Work out how many lines hold "iave". Give the number and nothing else.
--------------------------------
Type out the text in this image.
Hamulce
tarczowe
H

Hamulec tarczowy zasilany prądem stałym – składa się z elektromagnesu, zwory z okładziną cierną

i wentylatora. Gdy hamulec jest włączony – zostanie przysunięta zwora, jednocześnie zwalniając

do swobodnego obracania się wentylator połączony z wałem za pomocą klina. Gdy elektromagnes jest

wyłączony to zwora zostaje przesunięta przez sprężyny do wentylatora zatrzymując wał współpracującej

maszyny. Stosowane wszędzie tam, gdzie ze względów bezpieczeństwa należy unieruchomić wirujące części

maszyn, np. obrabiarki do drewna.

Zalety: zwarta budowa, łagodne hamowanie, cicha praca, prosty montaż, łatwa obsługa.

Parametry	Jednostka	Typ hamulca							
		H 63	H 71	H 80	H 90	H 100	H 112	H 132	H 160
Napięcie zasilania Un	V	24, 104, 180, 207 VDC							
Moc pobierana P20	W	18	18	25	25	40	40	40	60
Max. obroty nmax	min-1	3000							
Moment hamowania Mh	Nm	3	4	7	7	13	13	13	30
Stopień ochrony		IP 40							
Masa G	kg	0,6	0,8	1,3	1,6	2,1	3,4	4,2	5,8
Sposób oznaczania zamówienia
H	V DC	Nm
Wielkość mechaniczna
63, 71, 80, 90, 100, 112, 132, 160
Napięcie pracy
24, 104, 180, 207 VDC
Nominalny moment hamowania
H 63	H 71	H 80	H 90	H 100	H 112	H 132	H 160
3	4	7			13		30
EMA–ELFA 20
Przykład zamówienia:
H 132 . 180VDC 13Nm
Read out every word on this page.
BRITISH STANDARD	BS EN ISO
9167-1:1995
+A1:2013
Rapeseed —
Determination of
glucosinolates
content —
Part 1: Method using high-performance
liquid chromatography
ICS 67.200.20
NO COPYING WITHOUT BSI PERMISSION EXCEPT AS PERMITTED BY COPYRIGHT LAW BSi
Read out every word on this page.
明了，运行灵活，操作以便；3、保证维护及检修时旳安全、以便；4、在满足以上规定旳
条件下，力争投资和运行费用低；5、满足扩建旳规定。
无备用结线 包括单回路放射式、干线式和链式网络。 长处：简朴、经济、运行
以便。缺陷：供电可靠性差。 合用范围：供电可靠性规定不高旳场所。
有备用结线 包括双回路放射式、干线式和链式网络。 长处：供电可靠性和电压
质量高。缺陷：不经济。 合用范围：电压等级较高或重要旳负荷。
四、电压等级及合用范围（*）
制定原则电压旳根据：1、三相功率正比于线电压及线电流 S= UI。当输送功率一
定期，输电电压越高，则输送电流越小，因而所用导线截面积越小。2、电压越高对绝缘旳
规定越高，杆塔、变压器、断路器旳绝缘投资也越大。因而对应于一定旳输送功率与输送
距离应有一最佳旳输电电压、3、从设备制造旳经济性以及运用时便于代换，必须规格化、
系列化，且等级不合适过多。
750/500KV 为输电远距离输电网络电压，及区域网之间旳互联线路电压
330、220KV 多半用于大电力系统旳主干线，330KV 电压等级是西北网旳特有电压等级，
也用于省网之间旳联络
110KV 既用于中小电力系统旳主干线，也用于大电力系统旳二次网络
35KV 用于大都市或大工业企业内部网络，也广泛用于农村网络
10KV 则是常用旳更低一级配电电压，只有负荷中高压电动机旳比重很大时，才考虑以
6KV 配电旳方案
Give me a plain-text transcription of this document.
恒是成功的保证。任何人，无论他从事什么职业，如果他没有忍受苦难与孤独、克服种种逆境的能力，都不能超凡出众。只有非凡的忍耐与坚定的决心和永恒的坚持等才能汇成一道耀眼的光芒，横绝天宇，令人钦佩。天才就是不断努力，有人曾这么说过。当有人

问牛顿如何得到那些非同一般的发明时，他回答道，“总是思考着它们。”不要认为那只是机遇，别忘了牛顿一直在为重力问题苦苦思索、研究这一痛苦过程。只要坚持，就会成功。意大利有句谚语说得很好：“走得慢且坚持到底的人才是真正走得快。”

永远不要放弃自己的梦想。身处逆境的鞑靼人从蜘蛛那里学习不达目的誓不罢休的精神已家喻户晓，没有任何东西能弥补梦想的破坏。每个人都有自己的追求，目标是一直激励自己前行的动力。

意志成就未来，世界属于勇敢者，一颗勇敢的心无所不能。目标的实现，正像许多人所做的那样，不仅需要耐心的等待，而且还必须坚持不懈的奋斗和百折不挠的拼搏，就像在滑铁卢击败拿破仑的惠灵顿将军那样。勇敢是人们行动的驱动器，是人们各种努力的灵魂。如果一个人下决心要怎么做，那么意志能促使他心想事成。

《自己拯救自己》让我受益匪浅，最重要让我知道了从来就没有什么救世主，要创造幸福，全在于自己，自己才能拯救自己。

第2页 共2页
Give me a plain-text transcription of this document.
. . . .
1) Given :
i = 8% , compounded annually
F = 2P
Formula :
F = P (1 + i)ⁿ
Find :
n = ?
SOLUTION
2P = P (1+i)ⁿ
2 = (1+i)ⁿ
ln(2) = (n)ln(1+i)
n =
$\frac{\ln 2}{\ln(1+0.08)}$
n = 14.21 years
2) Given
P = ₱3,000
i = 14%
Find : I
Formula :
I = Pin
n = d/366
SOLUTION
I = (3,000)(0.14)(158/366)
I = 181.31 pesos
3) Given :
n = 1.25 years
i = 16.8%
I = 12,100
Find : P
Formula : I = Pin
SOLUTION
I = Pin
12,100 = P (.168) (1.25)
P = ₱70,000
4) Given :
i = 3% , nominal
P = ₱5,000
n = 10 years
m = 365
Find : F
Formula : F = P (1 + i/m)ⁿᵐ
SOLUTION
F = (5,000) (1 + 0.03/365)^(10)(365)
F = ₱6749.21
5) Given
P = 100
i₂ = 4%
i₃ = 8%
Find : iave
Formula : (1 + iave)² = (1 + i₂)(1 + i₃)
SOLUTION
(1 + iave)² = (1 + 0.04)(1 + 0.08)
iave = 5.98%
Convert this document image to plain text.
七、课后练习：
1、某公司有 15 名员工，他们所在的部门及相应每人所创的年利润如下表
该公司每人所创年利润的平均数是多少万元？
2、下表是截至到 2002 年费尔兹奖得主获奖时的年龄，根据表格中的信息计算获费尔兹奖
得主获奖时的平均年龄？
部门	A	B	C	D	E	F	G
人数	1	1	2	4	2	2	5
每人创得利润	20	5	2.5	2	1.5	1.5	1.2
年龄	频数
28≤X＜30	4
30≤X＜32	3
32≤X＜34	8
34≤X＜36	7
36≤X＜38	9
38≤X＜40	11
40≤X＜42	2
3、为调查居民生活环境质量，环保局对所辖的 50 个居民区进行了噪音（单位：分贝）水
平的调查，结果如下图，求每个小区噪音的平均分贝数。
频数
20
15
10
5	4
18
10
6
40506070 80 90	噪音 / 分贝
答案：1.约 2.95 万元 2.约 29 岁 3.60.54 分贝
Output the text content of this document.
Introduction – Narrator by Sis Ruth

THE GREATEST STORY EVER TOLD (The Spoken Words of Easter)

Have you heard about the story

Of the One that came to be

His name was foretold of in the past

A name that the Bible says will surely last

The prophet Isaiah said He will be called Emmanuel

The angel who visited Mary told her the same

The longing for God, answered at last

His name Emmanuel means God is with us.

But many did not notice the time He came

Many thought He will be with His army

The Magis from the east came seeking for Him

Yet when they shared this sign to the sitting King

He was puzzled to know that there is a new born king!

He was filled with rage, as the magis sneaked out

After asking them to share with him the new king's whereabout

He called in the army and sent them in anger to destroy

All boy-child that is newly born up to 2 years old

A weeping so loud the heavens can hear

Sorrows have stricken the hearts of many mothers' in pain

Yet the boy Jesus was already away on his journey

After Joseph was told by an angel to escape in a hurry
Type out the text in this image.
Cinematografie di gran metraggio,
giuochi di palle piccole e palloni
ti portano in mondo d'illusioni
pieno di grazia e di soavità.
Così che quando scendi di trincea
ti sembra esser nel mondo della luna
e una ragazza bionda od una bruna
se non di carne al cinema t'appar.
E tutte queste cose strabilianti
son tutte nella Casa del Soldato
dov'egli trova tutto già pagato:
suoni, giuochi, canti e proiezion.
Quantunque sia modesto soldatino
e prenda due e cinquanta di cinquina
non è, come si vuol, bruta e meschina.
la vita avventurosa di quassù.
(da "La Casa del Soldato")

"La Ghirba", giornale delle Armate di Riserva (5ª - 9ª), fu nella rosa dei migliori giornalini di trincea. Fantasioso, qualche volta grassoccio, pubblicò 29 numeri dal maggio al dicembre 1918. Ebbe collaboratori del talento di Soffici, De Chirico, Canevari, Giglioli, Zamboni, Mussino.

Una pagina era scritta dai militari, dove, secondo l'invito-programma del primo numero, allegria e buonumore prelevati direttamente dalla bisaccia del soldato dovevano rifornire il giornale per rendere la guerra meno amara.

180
--------------------------------
**FINAL RESULT**
4